:: Data supplied

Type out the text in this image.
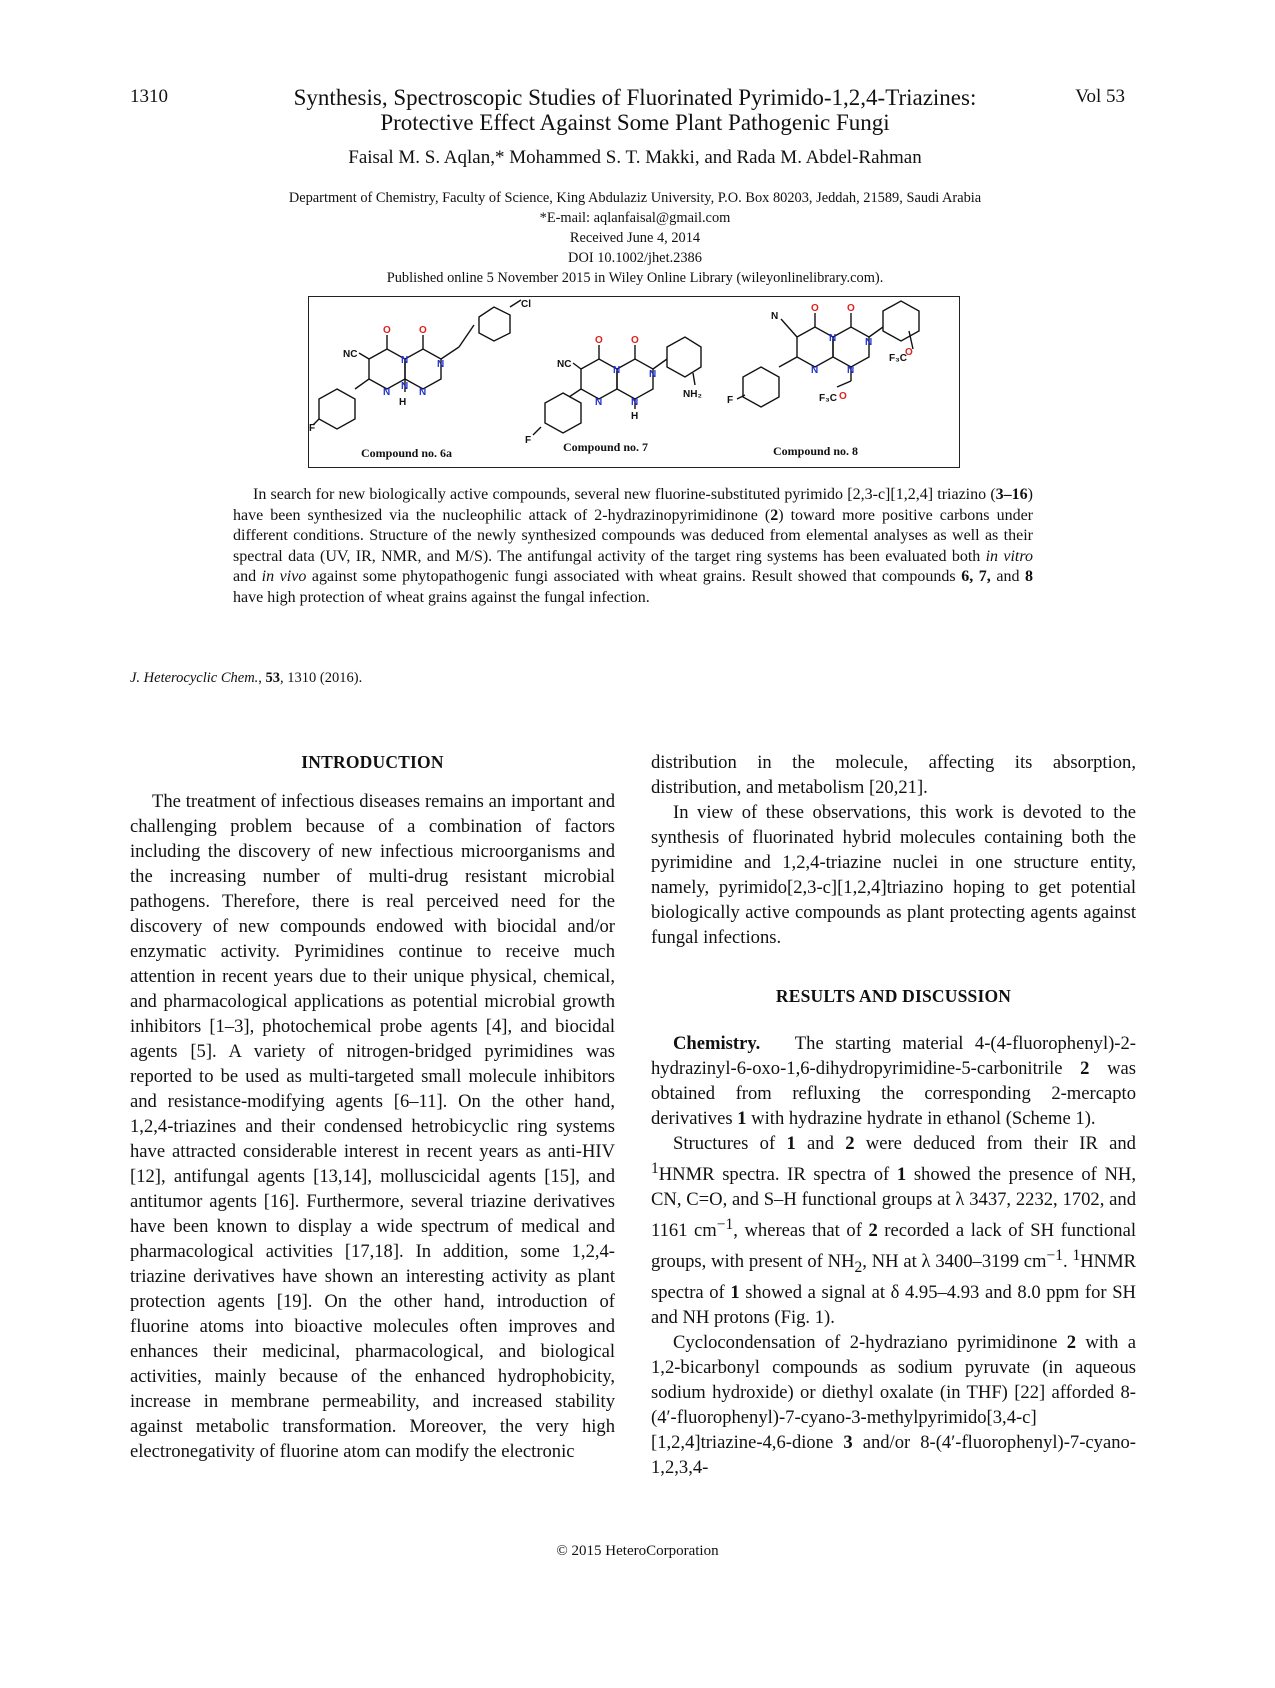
1310	Synthesis, Spectroscopic Studies of Fluorinated Pyrimido-1,2,4-Triazines:
Protective Effect Against Some Plant Pathogenic Fungi
Vol 53
Faisal M. S. Aqlan,* Mohammed S. T. Makki, and Rada M. Abdel-Rahman
Department of Chemistry, Faculty of Science, King Abdulaziz University, P.O. Box 80203, Jeddah, 21589, Saudi Arabia
*E-mail: aqlanfaisal@gmail.com
Received June 4, 2014
DOI 10.1002/jhet.2386
Published online 5 November 2015 in Wiley Online Library (wileyonlinelibrary.com).
O	O
O	O
O	O
O
O
N
N
N
N
N
N
N
N
N
N
N
N
N
NC
H
F
Cl
NC
H
F
NH₂
N
F
F₃C
F₃C
Compound no. 6a	Compound no. 7	Compound no. 8

In search for new biologically active compounds, several new fluorine-substituted pyrimido [2,3-c][1,2,4] triazino (3–16) have been synthesized via the nucleophilic attack of 2-hydrazinopyrimidinone (2) toward more positive carbons under different conditions. Structure of the newly synthesized compounds was deduced from elemental analyses as well as their spectral data (UV, IR, NMR, and M/S). The antifungal activity of the target ring systems has been evaluated both in vitro and in vivo against some phytopathogenic fungi associated with wheat grains. Result showed that compounds 6, 7, and 8 have high protection of wheat grains against the fungal infection.

J. Heterocyclic Chem., 53, 1310 (2016).
INTRODUCTION

The treatment of infectious diseases remains an important and challenging problem because of a combination of factors including the discovery of new infectious microorganisms and the increasing number of multi-drug resistant microbial pathogens. Therefore, there is real perceived need for the discovery of new compounds endowed with biocidal and/or enzymatic activity. Pyrimidines continue to receive much attention in recent years due to their unique physical, chemical, and pharmacological applications as potential microbial growth inhibitors [1–3], photochemical probe agents [4], and biocidal agents [5]. A variety of nitrogen-bridged pyrimidines was reported to be used as multi-targeted small molecule inhibitors and resistance-modifying agents [6–11]. On the other hand, 1,2,4-triazines and their condensed hetrobicyclic ring systems have attracted considerable interest in recent years as anti-HIV [12], antifungal agents [13,14], molluscicidal agents [15], and antitumor agents [16]. Furthermore, several triazine derivatives have been known to display a wide spectrum of medical and pharmacological activities [17,18]. In addition, some 1,2,4-triazine derivatives have shown an interesting activity as plant protection agents [19]. On the other hand, introduction of fluorine atoms into bioactive molecules often improves and enhances their medicinal, pharmacological, and biological activities, mainly because of the enhanced hydrophobicity, increase in membrane permeability, and increased stability against metabolic transformation. Moreover, the very high electronegativity of fluorine atom can modify the electronic

distribution in the molecule, affecting its absorption, distribution, and metabolism [20,21].

In view of these observations, this work is devoted to the synthesis of fluorinated hybrid molecules containing both the pyrimidine and 1,2,4-triazine nuclei in one structure entity, namely, pyrimido[2,3-c][1,2,4]triazino hoping to get potential biologically active compounds as plant protecting agents against fungal infections.

RESULTS AND DISCUSSION

Chemistry. The starting material 4-(4-fluorophenyl)-2-hydrazinyl-6-oxo-1,6-dihydropyrimidine-5-carbonitrile 2 was obtained from refluxing the corresponding 2-mercapto derivatives 1 with hydrazine hydrate in ethanol (Scheme 1).

Structures of 1 and 2 were deduced from their IR and $^1$HNMR spectra. IR spectra of 1 showed the presence of NH, CN, C=O, and S–H functional groups at λ 3437, 2232, 1702, and 1161 $cm^{-1}$, whereas that of 2 recorded a lack of SH functional groups, with present of $NH_2$, NH at λ 3400–3199 $cm^{-1}$. $^1$HNMR spectra of 1 showed a signal at δ 4.95–4.93 and 8.0 ppm for SH and NH protons (Fig. 1).

Cyclocondensation of 2-hydraziano pyrimidinone 2 with a 1,2-bicarbonyl compounds as sodium pyruvate (in aqueous sodium hydroxide) or diethyl oxalate (in THF) [22] afforded 8-(4′-fluorophenyl)-7-cyano-3-methylpyrimido[3,4-c][1,2,4]triazine-4,6-dione 3 and/or 8-(4′-fluorophenyl)-7-cyano-1,2,3,4-

© 2015 HeteroCorporation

::::

> _Problem to solve_
An exact copy of the records above is required, leaving out the pictures.

> _Finished exercise_
Type out the text in this image.
1310	Synthesis, Spectroscopic Studies of Fluorinated Pyrimido-1,2,4-Triazines:
Protective Effect Against Some Plant Pathogenic Fungi
Vol 53
Faisal M. S. Aqlan,* Mohammed S. T. Makki, and Rada M. Abdel-Rahman
Department of Chemistry, Faculty of Science, King Abdulaziz University, P.O. Box 80203, Jeddah, 21589, Saudi Arabia
*E-mail: aqlanfaisal@gmail.com
Received June 4, 2014
DOI 10.1002/jhet.2386
Published online 5 November 2015 in Wiley Online Library (wileyonlinelibrary.com).
O	O
O	O
O	O
O
O
N
N
N
N
N
N
N
N
N
N
N
N
N
NC
H
F
Cl
NC
H
F
NH₂
N
F
F₃C
F₃C
Compound no. 6a	Compound no. 7	Compound no. 8

In search for new biologically active compounds, several new fluorine-substituted pyrimido [2,3-c][1,2,4] triazino (3–16) have been synthesized via the nucleophilic attack of 2-hydrazinopyrimidinone (2) toward more positive carbons under different conditions. Structure of the newly synthesized compounds was deduced from elemental analyses as well as their spectral data (UV, IR, NMR, and M/S). The antifungal activity of the target ring systems has been evaluated both in vitro and in vivo against some phytopathogenic fungi associated with wheat grains. Result showed that compounds 6, 7, and 8 have high protection of wheat grains against the fungal infection.

J. Heterocyclic Chem., 53, 1310 (2016).
INTRODUCTION

The treatment of infectious diseases remains an important and challenging problem because of a combination of factors including the discovery of new infectious microorganisms and the increasing number of multi-drug resistant microbial pathogens. Therefore, there is real perceived need for the discovery of new compounds endowed with biocidal and/or enzymatic activity. Pyrimidines continue to receive much attention in recent years due to their unique physical, chemical, and pharmacological applications as potential microbial growth inhibitors [1–3], photochemical probe agents [4], and biocidal agents [5]. A variety of nitrogen-bridged pyrimidines was reported to be used as multi-targeted small molecule inhibitors and resistance-modifying agents [6–11]. On the other hand, 1,2,4-triazines and their condensed hetrobicyclic ring systems have attracted considerable interest in recent years as anti-HIV [12], antifungal agents [13,14], molluscicidal agents [15], and antitumor agents [16]. Furthermore, several triazine derivatives have been known to display a wide spectrum of medical and pharmacological activities [17,18]. In addition, some 1,2,4-triazine derivatives have shown an interesting activity as plant protection agents [19]. On the other hand, introduction of fluorine atoms into bioactive molecules often improves and enhances their medicinal, pharmacological, and biological activities, mainly because of the enhanced hydrophobicity, increase in membrane permeability, and increased stability against metabolic transformation. Moreover, the very high electronegativity of fluorine atom can modify the electronic

distribution in the molecule, affecting its absorption, distribution, and metabolism [20,21].

In view of these observations, this work is devoted to the synthesis of fluorinated hybrid molecules containing both the pyrimidine and 1,2,4-triazine nuclei in one structure entity, namely, pyrimido[2,3-c][1,2,4]triazino hoping to get potential biologically active compounds as plant protecting agents against fungal infections.

RESULTS AND DISCUSSION

Chemistry. The starting material 4-(4-fluorophenyl)-2-hydrazinyl-6-oxo-1,6-dihydropyrimidine-5-carbonitrile 2 was obtained from refluxing the corresponding 2-mercapto derivatives 1 with hydrazine hydrate in ethanol (Scheme 1).

Structures of 1 and 2 were deduced from their IR and $^1$HNMR spectra. IR spectra of 1 showed the presence of NH, CN, C=O, and S–H functional groups at λ 3437, 2232, 1702, and 1161 $cm^{-1}$, whereas that of 2 recorded a lack of SH functional groups, with present of $NH_2$, NH at λ 3400–3199 $cm^{-1}$. $^1$HNMR spectra of 1 showed a signal at δ 4.95–4.93 and 8.0 ppm for SH and NH protons (Fig. 1).

Cyclocondensation of 2-hydraziano pyrimidinone 2 with a 1,2-bicarbonyl compounds as sodium pyruvate (in aqueous sodium hydroxide) or diethyl oxalate (in THF) [22] afforded 8-(4′-fluorophenyl)-7-cyano-3-methylpyrimido[3,4-c][1,2,4]triazine-4,6-dione 3 and/or 8-(4′-fluorophenyl)-7-cyano-1,2,3,4-

© 2015 HeteroCorporation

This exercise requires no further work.